Go through the listing and copy every line word for word.

# RECORDS FOR THE EXERCISE start

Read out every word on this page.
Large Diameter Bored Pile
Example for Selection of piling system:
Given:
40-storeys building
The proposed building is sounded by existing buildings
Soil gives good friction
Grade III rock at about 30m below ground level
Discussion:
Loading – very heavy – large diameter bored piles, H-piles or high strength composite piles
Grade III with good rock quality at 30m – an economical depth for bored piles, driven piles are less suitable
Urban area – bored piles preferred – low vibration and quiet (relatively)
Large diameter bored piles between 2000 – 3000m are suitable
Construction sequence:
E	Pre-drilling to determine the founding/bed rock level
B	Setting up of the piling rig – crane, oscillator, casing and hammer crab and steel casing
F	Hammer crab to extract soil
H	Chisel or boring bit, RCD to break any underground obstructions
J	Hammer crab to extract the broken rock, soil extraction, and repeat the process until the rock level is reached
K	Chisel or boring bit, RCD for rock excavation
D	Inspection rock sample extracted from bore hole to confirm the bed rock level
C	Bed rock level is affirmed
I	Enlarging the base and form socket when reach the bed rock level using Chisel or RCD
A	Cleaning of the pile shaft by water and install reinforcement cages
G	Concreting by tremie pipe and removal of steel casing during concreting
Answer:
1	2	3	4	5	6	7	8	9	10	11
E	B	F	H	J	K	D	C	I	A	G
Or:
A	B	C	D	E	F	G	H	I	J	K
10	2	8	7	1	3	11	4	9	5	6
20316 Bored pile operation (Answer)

# RECORDS FOR THE EXERCISE end

**TASK ANSWER:**
Read out every word on this page.
Large Diameter Bored Pile
Example for Selection of piling system:
Given:
40-storeys building
The proposed building is sounded by existing buildings
Soil gives good friction
Grade III rock at about 30m below ground level
Discussion:
Loading – very heavy – large diameter bored piles, H-piles or high strength composite piles
Grade III with good rock quality at 30m – an economical depth for bored piles, driven piles are less suitable
Urban area – bored piles preferred – low vibration and quiet (relatively)
Large diameter bored piles between 2000 – 3000m are suitable
Construction sequence:
E	Pre-drilling to determine the founding/bed rock level
B	Setting up of the piling rig – crane, oscillator, casing and hammer crab and steel casing
F	Hammer crab to extract soil
H	Chisel or boring bit, RCD to break any underground obstructions
J	Hammer crab to extract the broken rock, soil extraction, and repeat the process until the rock level is reached
K	Chisel or boring bit, RCD for rock excavation
D	Inspection rock sample extracted from bore hole to confirm the bed rock level
C	Bed rock level is affirmed
I	Enlarging the base and form socket when reach the bed rock level using Chisel or RCD
A	Cleaning of the pile shaft by water and install reinforcement cages
G	Concreting by tremie pipe and removal of steel casing during concreting
Answer:
1	2	3	4	5	6	7	8	9	10	11
E	B	F	H	J	K	D	C	I	A	G
Or:
A	B	C	D	E	F	G	H	I	J	K
10	2	8	7	1	3	11	4	9	5	6
20316 Bored pile operation (Answer)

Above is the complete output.